-- DIRECTIONS FOR THIS TASK --
Return all the data, word for word.

-- DATA FOR PROCESSING --
════════════════

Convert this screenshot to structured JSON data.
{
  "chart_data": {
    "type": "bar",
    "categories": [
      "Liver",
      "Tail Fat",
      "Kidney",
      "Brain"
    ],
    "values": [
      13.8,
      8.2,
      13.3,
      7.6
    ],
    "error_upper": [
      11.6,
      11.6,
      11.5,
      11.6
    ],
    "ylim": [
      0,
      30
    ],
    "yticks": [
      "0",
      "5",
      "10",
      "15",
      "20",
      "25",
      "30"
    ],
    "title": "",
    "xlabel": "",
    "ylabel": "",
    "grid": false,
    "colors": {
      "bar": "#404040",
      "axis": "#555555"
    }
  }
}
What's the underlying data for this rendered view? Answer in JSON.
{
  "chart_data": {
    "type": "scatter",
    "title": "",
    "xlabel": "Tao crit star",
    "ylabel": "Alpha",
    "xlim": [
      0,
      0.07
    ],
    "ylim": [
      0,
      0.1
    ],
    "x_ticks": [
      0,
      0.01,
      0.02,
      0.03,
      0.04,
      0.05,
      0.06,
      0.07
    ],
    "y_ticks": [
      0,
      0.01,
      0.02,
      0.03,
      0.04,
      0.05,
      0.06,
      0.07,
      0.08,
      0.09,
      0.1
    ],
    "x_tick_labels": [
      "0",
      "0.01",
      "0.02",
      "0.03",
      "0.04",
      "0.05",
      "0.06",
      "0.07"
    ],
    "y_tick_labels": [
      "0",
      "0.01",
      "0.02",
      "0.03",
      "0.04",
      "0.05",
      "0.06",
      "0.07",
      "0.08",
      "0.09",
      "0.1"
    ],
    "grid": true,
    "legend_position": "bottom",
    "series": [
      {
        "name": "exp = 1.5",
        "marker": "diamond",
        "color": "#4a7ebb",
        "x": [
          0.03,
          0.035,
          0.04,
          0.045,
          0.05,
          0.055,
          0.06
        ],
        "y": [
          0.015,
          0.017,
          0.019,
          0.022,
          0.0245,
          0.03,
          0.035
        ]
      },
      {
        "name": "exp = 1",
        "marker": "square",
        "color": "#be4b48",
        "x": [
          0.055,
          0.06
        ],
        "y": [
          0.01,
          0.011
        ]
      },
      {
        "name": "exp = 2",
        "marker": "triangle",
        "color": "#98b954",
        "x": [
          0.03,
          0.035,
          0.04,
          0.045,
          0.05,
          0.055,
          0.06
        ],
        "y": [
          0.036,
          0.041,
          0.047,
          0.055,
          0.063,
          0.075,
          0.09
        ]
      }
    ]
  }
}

════════════════

-- RESPONSE TO THIS TASK --
Convert this screenshot to structured JSON data.
{
  "chart_data": {
    "type": "bar",
    "categories": [
      "Liver",
      "Tail Fat",
      "Kidney",
      "Brain"
    ],
    "values": [
      13.8,
      8.2,
      13.3,
      7.6
    ],
    "error_upper": [
      11.6,
      11.6,
      11.5,
      11.6
    ],
    "ylim": [
      0,
      30
    ],
    "yticks": [
      "0",
      "5",
      "10",
      "15",
      "20",
      "25",
      "30"
    ],
    "title": "",
    "xlabel": "",
    "ylabel": "",
    "grid": false,
    "colors": {
      "bar": "#404040",
      "axis": "#555555"
    }
  }
}
What's the underlying data for this rendered view? Answer in JSON.
{
  "chart_data": {
    "type": "scatter",
    "title": "",
    "xlabel": "Tao crit star",
    "ylabel": "Alpha",
    "xlim": [
      0,
      0.07
    ],
    "ylim": [
      0,
      0.1
    ],
    "x_ticks": [
      0,
      0.01,
      0.02,
      0.03,
      0.04,
      0.05,
      0.06,
      0.07
    ],
    "y_ticks": [
      0,
      0.01,
      0.02,
      0.03,
      0.04,
      0.05,
      0.06,
      0.07,
      0.08,
      0.09,
      0.1
    ],
    "x_tick_labels": [
      "0",
      "0.01",
      "0.02",
      "0.03",
      "0.04",
      "0.05",
      "0.06",
      "0.07"
    ],
    "y_tick_labels": [
      "0",
      "0.01",
      "0.02",
      "0.03",
      "0.04",
      "0.05",
      "0.06",
      "0.07",
      "0.08",
      "0.09",
      "0.1"
    ],
    "grid": true,
    "legend_position": "bottom",
    "series": [
      {
        "name": "exp = 1.5",
        "marker": "diamond",
        "color": "#4a7ebb",
        "x": [
          0.03,
          0.035,
          0.04,
          0.045,
          0.05,
          0.055,
          0.06
        ],
        "y": [
          0.015,
          0.017,
          0.019,
          0.022,
          0.0245,
          0.03,
          0.035
        ]
      },
      {
        "name": "exp = 1",
        "marker": "square",
        "color": "#be4b48",
        "x": [
          0.055,
          0.06
        ],
        "y": [
          0.01,
          0.011
        ]
      },
      {
        "name": "exp = 2",
        "marker": "triangle",
        "color": "#98b954",
        "x": [
          0.03,
          0.035,
          0.04,
          0.045,
          0.05,
          0.055,
          0.06
        ],
        "y": [
          0.036,
          0.041,
          0.047,
          0.055,
          0.063,
          0.075,
          0.09
        ]
      }
    ]
  }
}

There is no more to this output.